__Given instruction__
Below are some records. Pull every line that contains the word "Reducing".

__Extracted material__
*****

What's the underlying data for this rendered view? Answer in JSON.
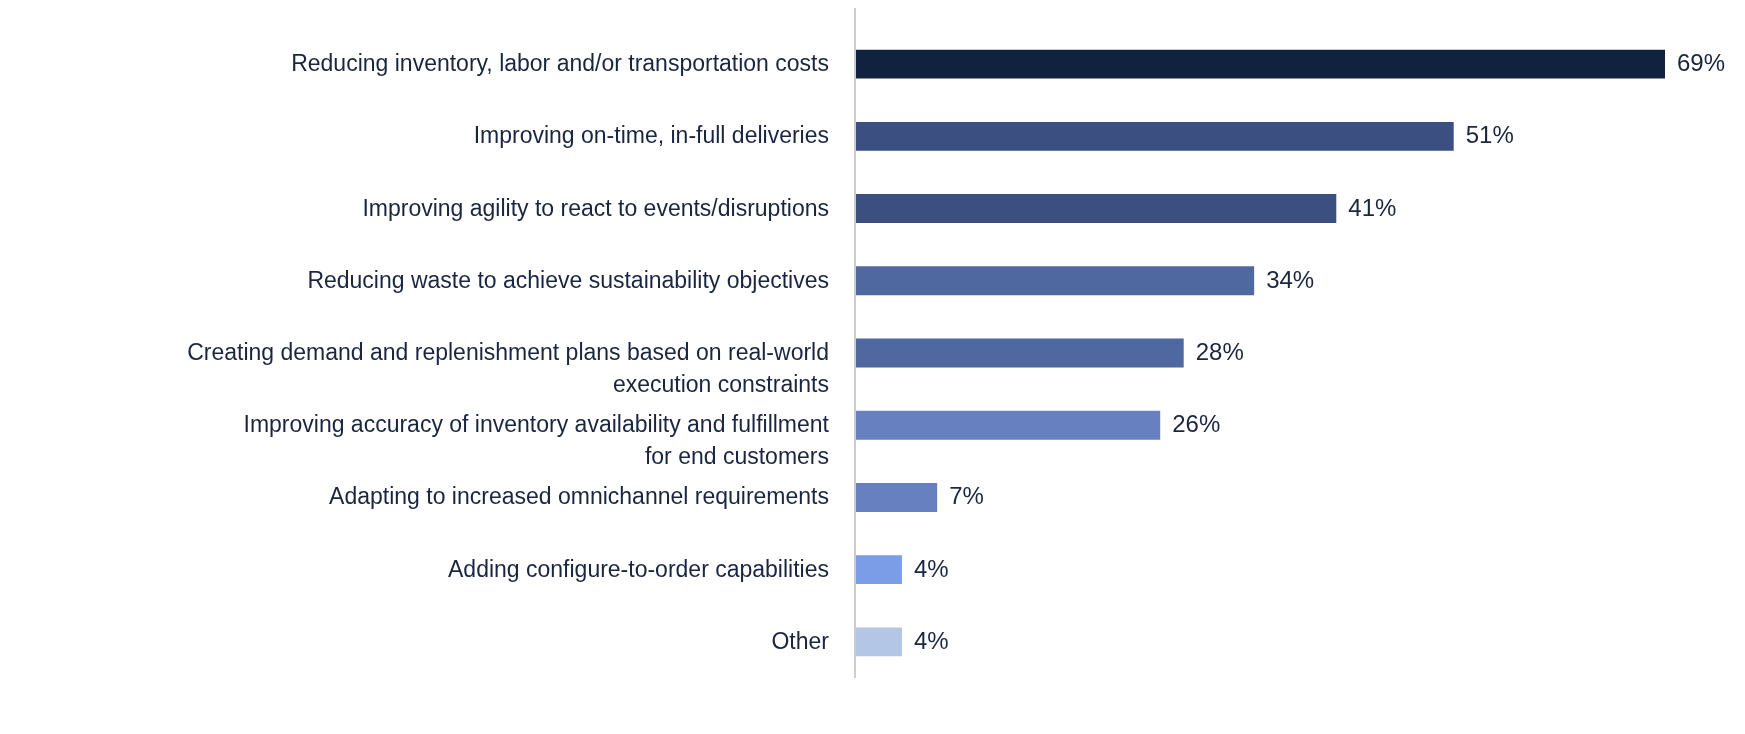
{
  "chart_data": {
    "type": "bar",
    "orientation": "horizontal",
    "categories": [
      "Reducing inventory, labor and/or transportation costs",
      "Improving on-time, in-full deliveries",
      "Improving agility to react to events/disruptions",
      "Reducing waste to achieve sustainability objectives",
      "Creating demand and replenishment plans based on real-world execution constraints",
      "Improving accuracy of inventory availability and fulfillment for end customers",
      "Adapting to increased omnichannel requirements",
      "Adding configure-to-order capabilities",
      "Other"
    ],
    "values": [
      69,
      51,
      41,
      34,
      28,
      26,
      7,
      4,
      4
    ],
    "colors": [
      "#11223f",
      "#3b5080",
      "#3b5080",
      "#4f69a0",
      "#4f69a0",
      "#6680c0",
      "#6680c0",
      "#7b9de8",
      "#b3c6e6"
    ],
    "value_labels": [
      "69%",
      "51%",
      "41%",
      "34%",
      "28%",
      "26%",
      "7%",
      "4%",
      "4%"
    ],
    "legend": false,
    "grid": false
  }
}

*****

__Response to this exercise__
      "Reducing inventory, labor and/or transportation costs",
      "Reducing waste to achieve sustainability objectives",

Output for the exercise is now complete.